RECORDS FOR THE EXERCISE

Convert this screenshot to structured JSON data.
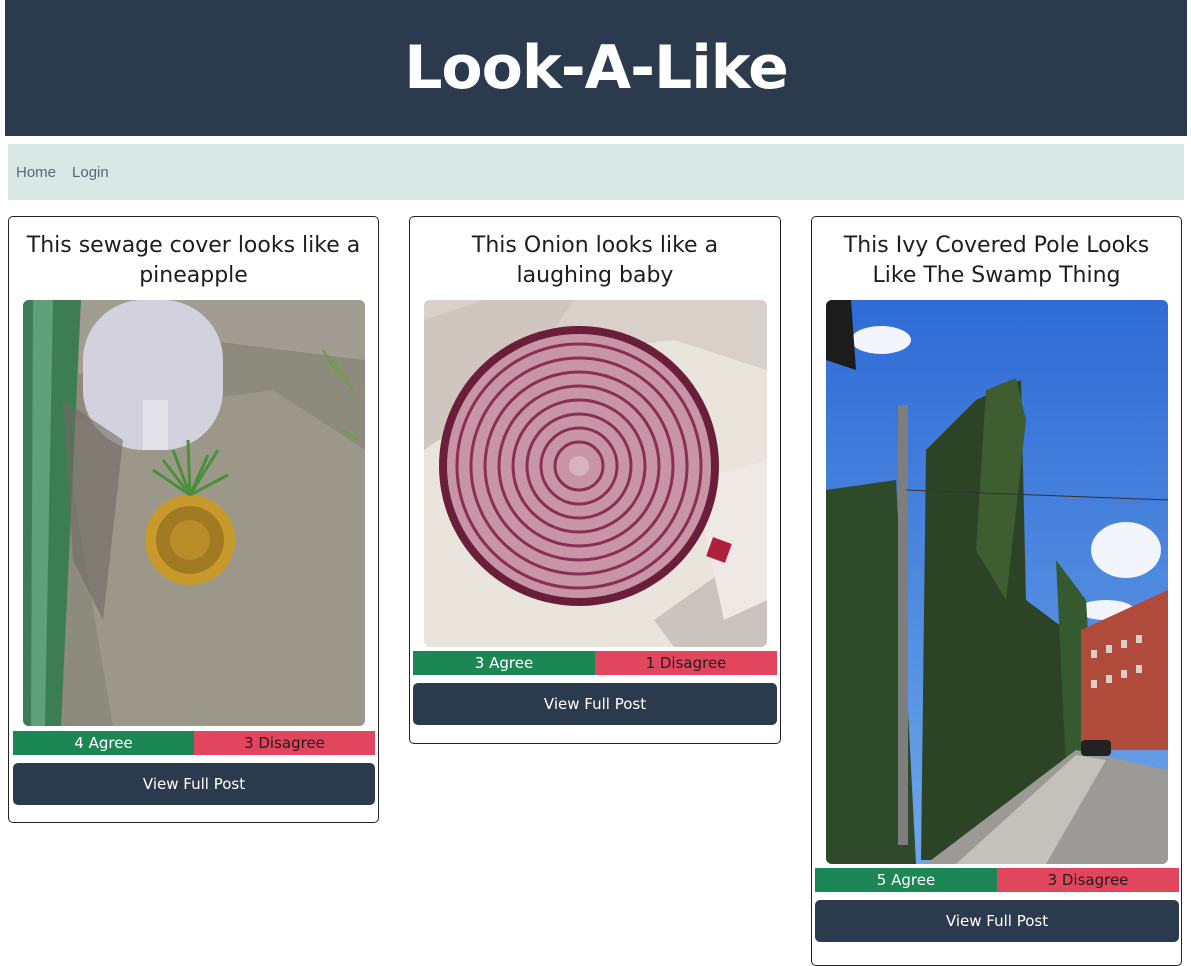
{
  "header": {
    "title": "Look-A-Like"
  },
  "nav": {
    "items": [
      {
        "label": "Home"
      },
      {
        "label": "Login"
      }
    ]
  },
  "posts": [
    {
      "title": "This sewage cover looks like a pineapple",
      "agree_label": "4 Agree",
      "disagree_label": "3 Disagree",
      "button_label": "View Full Post"
    },
    {
      "title": "This Onion looks like a laughing baby",
      "agree_label": "3 Agree",
      "disagree_label": "1 Disagree",
      "button_label": "View Full Post"
    },
    {
      "title": "This Ivy Covered Pole Looks Like The Swamp Thing",
      "agree_label": "5 Agree",
      "disagree_label": "3 Disagree",
      "button_label": "View Full Post"
    }
  ],
  "colors": {
    "header_bg": "#2c3a4e",
    "nav_bg": "#d9e7e5",
    "agree": "#1c8755",
    "disagree": "#e2465f"
  }
}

YOUR GOAL
Copy all lines from the entries that contain the word "title".

OUTPUT BELOW
    "title": "Look-A-Like"
      "title": "This sewage cover looks like a pineapple",
      "title": "This Onion looks like a laughing baby",
      "title": "This Ivy Covered Pole Looks Like The Swamp Thing",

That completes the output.